Transcribe the listing verbatim. Do not carry over any pictures.

───── Records for this exercise ─────

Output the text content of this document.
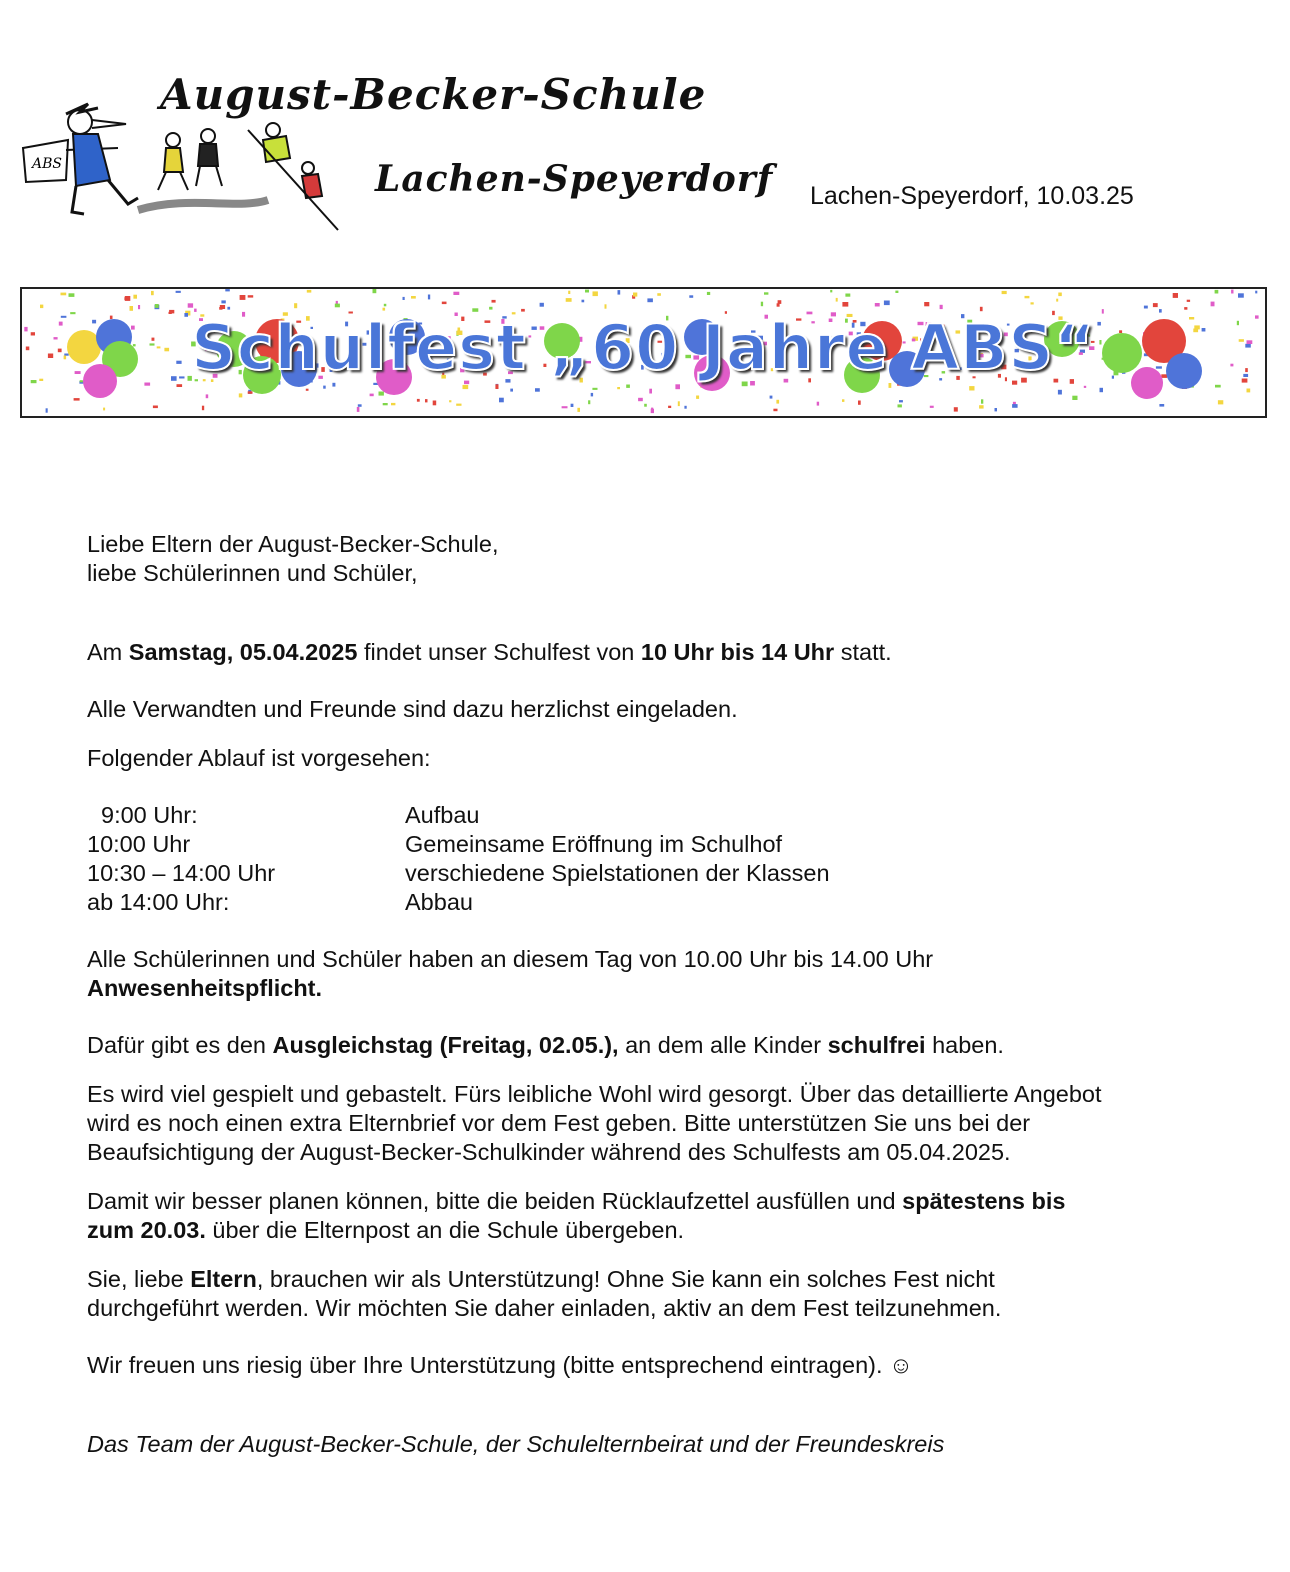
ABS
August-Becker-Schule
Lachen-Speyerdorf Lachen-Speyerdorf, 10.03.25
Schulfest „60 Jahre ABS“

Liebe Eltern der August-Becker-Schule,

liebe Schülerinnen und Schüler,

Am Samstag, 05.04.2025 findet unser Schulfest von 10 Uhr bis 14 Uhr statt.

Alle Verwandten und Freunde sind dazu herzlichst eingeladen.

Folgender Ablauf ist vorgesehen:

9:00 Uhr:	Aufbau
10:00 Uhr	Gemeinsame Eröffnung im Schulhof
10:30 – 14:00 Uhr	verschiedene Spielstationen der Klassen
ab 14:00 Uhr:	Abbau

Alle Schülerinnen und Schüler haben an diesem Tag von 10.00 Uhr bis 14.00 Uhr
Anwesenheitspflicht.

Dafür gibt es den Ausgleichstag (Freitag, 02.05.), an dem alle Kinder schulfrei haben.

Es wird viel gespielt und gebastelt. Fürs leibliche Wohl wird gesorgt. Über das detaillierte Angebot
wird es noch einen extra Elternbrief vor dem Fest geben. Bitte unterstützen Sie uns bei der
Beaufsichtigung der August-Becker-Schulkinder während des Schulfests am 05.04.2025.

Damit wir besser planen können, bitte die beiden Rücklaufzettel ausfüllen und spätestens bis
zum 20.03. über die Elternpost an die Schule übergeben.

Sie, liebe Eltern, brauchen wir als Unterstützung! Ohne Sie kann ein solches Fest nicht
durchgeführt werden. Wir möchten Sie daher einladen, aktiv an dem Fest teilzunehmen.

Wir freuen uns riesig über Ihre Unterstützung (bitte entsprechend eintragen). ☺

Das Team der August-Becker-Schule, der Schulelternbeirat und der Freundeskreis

─────

Full response:
Output the text content of this document.
ABS
August-Becker-Schule
Lachen-Speyerdorf Lachen-Speyerdorf, 10.03.25
Schulfest „60 Jahre ABS“

Liebe Eltern der August-Becker-Schule,

liebe Schülerinnen und Schüler,

Am Samstag, 05.04.2025 findet unser Schulfest von 10 Uhr bis 14 Uhr statt.

Alle Verwandten und Freunde sind dazu herzlichst eingeladen.

Folgender Ablauf ist vorgesehen:

9:00 Uhr:	Aufbau
10:00 Uhr	Gemeinsame Eröffnung im Schulhof
10:30 – 14:00 Uhr	verschiedene Spielstationen der Klassen
ab 14:00 Uhr:	Abbau

Alle Schülerinnen und Schüler haben an diesem Tag von 10.00 Uhr bis 14.00 Uhr
Anwesenheitspflicht.

Dafür gibt es den Ausgleichstag (Freitag, 02.05.), an dem alle Kinder schulfrei haben.

Es wird viel gespielt und gebastelt. Fürs leibliche Wohl wird gesorgt. Über das detaillierte Angebot
wird es noch einen extra Elternbrief vor dem Fest geben. Bitte unterstützen Sie uns bei der
Beaufsichtigung der August-Becker-Schulkinder während des Schulfests am 05.04.2025.

Damit wir besser planen können, bitte die beiden Rücklaufzettel ausfüllen und spätestens bis
zum 20.03. über die Elternpost an die Schule übergeben.

Sie, liebe Eltern, brauchen wir als Unterstützung! Ohne Sie kann ein solches Fest nicht
durchgeführt werden. Wir möchten Sie daher einladen, aktiv an dem Fest teilzunehmen.

Wir freuen uns riesig über Ihre Unterstützung (bitte entsprechend eintragen). ☺

Das Team der August-Becker-Schule, der Schulelternbeirat und der Freundeskreis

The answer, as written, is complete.